>> Start
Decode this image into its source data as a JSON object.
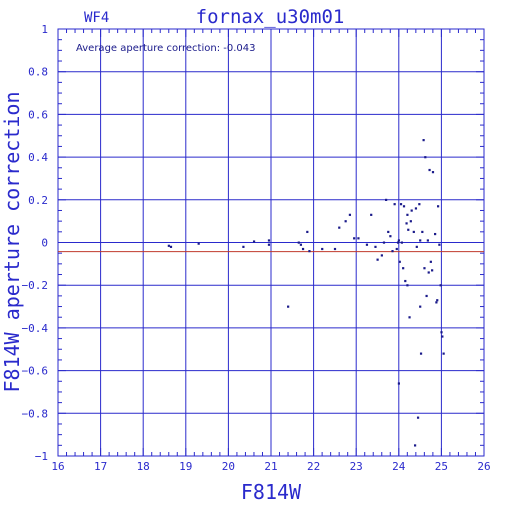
{
  "chart_data": {
    "type": "scatter",
    "chip_label": "WF4",
    "title": "fornax_u30m01",
    "xlabel": "F814W",
    "ylabel": "F814W aperture correction",
    "annotation": "Average aperture correction: -0.043",
    "xlim": [
      16,
      26
    ],
    "ylim": [
      -1,
      1
    ],
    "x_ticks": [
      16,
      17,
      18,
      19,
      20,
      21,
      22,
      23,
      24,
      25,
      26
    ],
    "y_ticks": [
      1,
      0.8,
      0.6,
      0.4,
      0.2,
      0,
      -0.2,
      -0.4,
      -0.6,
      -0.8,
      -1
    ],
    "x_tick_labels": [
      "16",
      "17",
      "18",
      "19",
      "20",
      "21",
      "22",
      "23",
      "24",
      "25",
      "26"
    ],
    "y_tick_labels": [
      "1",
      "0.8",
      "0.6",
      "0.4",
      "0.2",
      "0",
      "−0.2",
      "−0.4",
      "−0.6",
      "−0.8",
      "−1"
    ],
    "average_line": -0.043,
    "grid": true,
    "colors": {
      "axes": "#2a2acc",
      "grid": "#2a2acc",
      "points": "#1a1a8a",
      "average_line": "#c0392b"
    },
    "series": [
      {
        "x": [
          18.6,
          18.65,
          19.3,
          20.35,
          20.6,
          20.95,
          20.95,
          21.4,
          21.65,
          21.7,
          21.75,
          21.85,
          21.9,
          22.2,
          22.5,
          22.6,
          22.75,
          22.85,
          22.95,
          23.05,
          23.25,
          23.35,
          23.45,
          23.5,
          23.6,
          23.65,
          23.7,
          23.75,
          23.8,
          23.85,
          23.9,
          23.95,
          23.98,
          24.0,
          24.0,
          24.02,
          24.05,
          24.07,
          24.1,
          24.12,
          24.15,
          24.18,
          24.2,
          24.2,
          24.22,
          24.25,
          24.28,
          24.3,
          24.35,
          24.38,
          24.4,
          24.42,
          24.45,
          24.48,
          24.5,
          24.5,
          24.52,
          24.55,
          24.58,
          24.6,
          24.62,
          24.65,
          24.68,
          24.7,
          24.72,
          24.75,
          24.78,
          24.8,
          24.85,
          24.88,
          24.9,
          24.92,
          24.95,
          24.98,
          25.0,
          25.02,
          25.05
        ],
        "y": [
          -0.015,
          -0.02,
          -0.005,
          -0.02,
          0.005,
          0.01,
          -0.01,
          -0.3,
          0.0,
          -0.01,
          -0.03,
          0.05,
          -0.04,
          -0.03,
          -0.03,
          0.07,
          0.1,
          0.13,
          0.02,
          0.02,
          -0.01,
          0.13,
          -0.02,
          -0.08,
          -0.06,
          0.0,
          0.2,
          0.05,
          0.03,
          -0.04,
          0.18,
          -0.03,
          0.0,
          -0.66,
          0.01,
          -0.09,
          0.18,
          0.0,
          -0.12,
          0.17,
          -0.18,
          0.09,
          0.13,
          -0.2,
          0.06,
          -0.35,
          0.1,
          0.15,
          0.05,
          -0.95,
          0.16,
          -0.02,
          -0.82,
          0.18,
          -0.3,
          0.01,
          -0.52,
          0.05,
          0.48,
          -0.12,
          0.4,
          -0.25,
          0.01,
          -0.14,
          0.34,
          -0.09,
          -0.13,
          0.33,
          0.04,
          -0.28,
          -0.27,
          0.17,
          -0.01,
          -0.2,
          -0.42,
          -0.44,
          -0.52
        ]
      }
    ]
  }
}
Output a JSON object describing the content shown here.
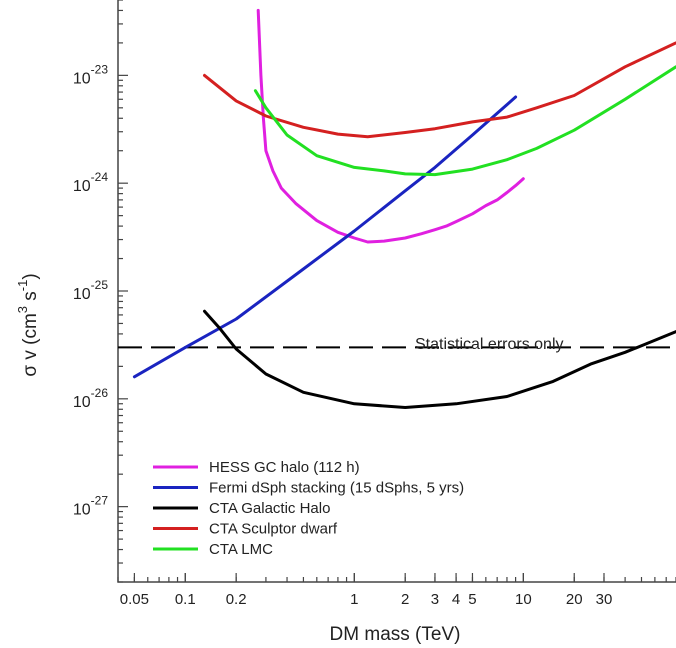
{
  "chart_data": {
    "type": "line",
    "title": "",
    "xlabel": "DM mass (TeV)",
    "ylabel_parts": {
      "main": "σ v (cm",
      "exp1": "3",
      "mid": " s",
      "exp2": "-1",
      "close": ")"
    },
    "xscale": "log",
    "yscale": "log",
    "xlim": [
      0.04,
      80
    ],
    "ylim": [
      2e-28,
      5e-23
    ],
    "grid": false,
    "legend_position": "bottom-left",
    "x_ticks": [
      {
        "value": 0.05,
        "label": "0.05"
      },
      {
        "value": 0.1,
        "label": "0.1"
      },
      {
        "value": 0.2,
        "label": "0.2"
      },
      {
        "value": 1,
        "label": "1"
      },
      {
        "value": 2,
        "label": "2"
      },
      {
        "value": 3,
        "label": "3"
      },
      {
        "value": 4,
        "label": "4"
      },
      {
        "value": 5,
        "label": "5"
      },
      {
        "value": 10,
        "label": "10"
      },
      {
        "value": 20,
        "label": "20"
      },
      {
        "value": 30,
        "label": "30"
      }
    ],
    "y_ticks": [
      {
        "value": 1e-27,
        "base": "10",
        "exp": "-27"
      },
      {
        "value": 1e-26,
        "base": "10",
        "exp": "-26"
      },
      {
        "value": 1e-25,
        "base": "10",
        "exp": "-25"
      },
      {
        "value": 1e-24,
        "base": "10",
        "exp": "-24"
      },
      {
        "value": 1e-23,
        "base": "10",
        "exp": "-23"
      }
    ],
    "annotation": "Statistical errors only",
    "reference_line": {
      "y": 3e-26,
      "style": "dashed",
      "color": "#000000"
    },
    "series": [
      {
        "name": "HESS GC halo (112 h)",
        "color": "#e020e0",
        "x": [
          0.27,
          0.28,
          0.29,
          0.3,
          0.33,
          0.37,
          0.45,
          0.6,
          0.8,
          1.0,
          1.2,
          1.5,
          2.0,
          2.5,
          3.0,
          3.5,
          4.0,
          5.0,
          6.0,
          7.0,
          8.0,
          9.0,
          10.0
        ],
        "y": [
          4e-23,
          1e-23,
          4e-24,
          2e-24,
          1.3e-24,
          9e-25,
          6.5e-25,
          4.5e-25,
          3.5e-25,
          3.1e-25,
          2.85e-25,
          2.9e-25,
          3.1e-25,
          3.4e-25,
          3.7e-25,
          4e-25,
          4.4e-25,
          5.2e-25,
          6.2e-25,
          7e-25,
          8.2e-25,
          9.5e-25,
          1.1e-24
        ]
      },
      {
        "name": "Fermi dSph stacking (15 dSphs, 5 yrs)",
        "color": "#1a24c0",
        "x": [
          0.05,
          0.1,
          0.2,
          0.5,
          1,
          2,
          3,
          5,
          9
        ],
        "y": [
          1.6e-26,
          3e-26,
          5.5e-26,
          1.6e-25,
          3.6e-25,
          8.5e-25,
          1.4e-24,
          2.8e-24,
          6.3e-24
        ]
      },
      {
        "name": "CTA Galactic Halo",
        "color": "#000000",
        "x": [
          0.13,
          0.16,
          0.2,
          0.3,
          0.5,
          1,
          2,
          4,
          8,
          15,
          25,
          40,
          55,
          80
        ],
        "y": [
          6.5e-26,
          4.5e-26,
          2.9e-26,
          1.7e-26,
          1.15e-26,
          9e-27,
          8.3e-27,
          9e-27,
          1.05e-26,
          1.45e-26,
          2.1e-26,
          2.7e-26,
          3.3e-26,
          4.2e-26
        ]
      },
      {
        "name": "CTA Sculptor dwarf",
        "color": "#d42020",
        "x": [
          0.13,
          0.2,
          0.3,
          0.5,
          0.8,
          1.2,
          2,
          3,
          5,
          8,
          12,
          20,
          40,
          80
        ],
        "y": [
          1e-23,
          5.8e-24,
          4.2e-24,
          3.3e-24,
          2.85e-24,
          2.7e-24,
          2.95e-24,
          3.2e-24,
          3.7e-24,
          4.1e-24,
          5e-24,
          6.5e-24,
          1.2e-23,
          2e-23
        ]
      },
      {
        "name": "CTA LMC",
        "color": "#22e022",
        "x": [
          0.26,
          0.3,
          0.4,
          0.6,
          1,
          1.5,
          2,
          3,
          5,
          8,
          12,
          20,
          40,
          80
        ],
        "y": [
          7.2e-24,
          5e-24,
          2.8e-24,
          1.8e-24,
          1.4e-24,
          1.3e-24,
          1.22e-24,
          1.2e-24,
          1.35e-24,
          1.65e-24,
          2.1e-24,
          3.1e-24,
          6e-24,
          1.2e-23
        ]
      }
    ]
  }
}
>> End
§ WHAT YOU WILL DO
Pull out all lines containing the word "object" from the entries above.

§ TASK OUTPUT
Decode this image into its source data as a JSON object.
Output a JSON object describing the content shown here.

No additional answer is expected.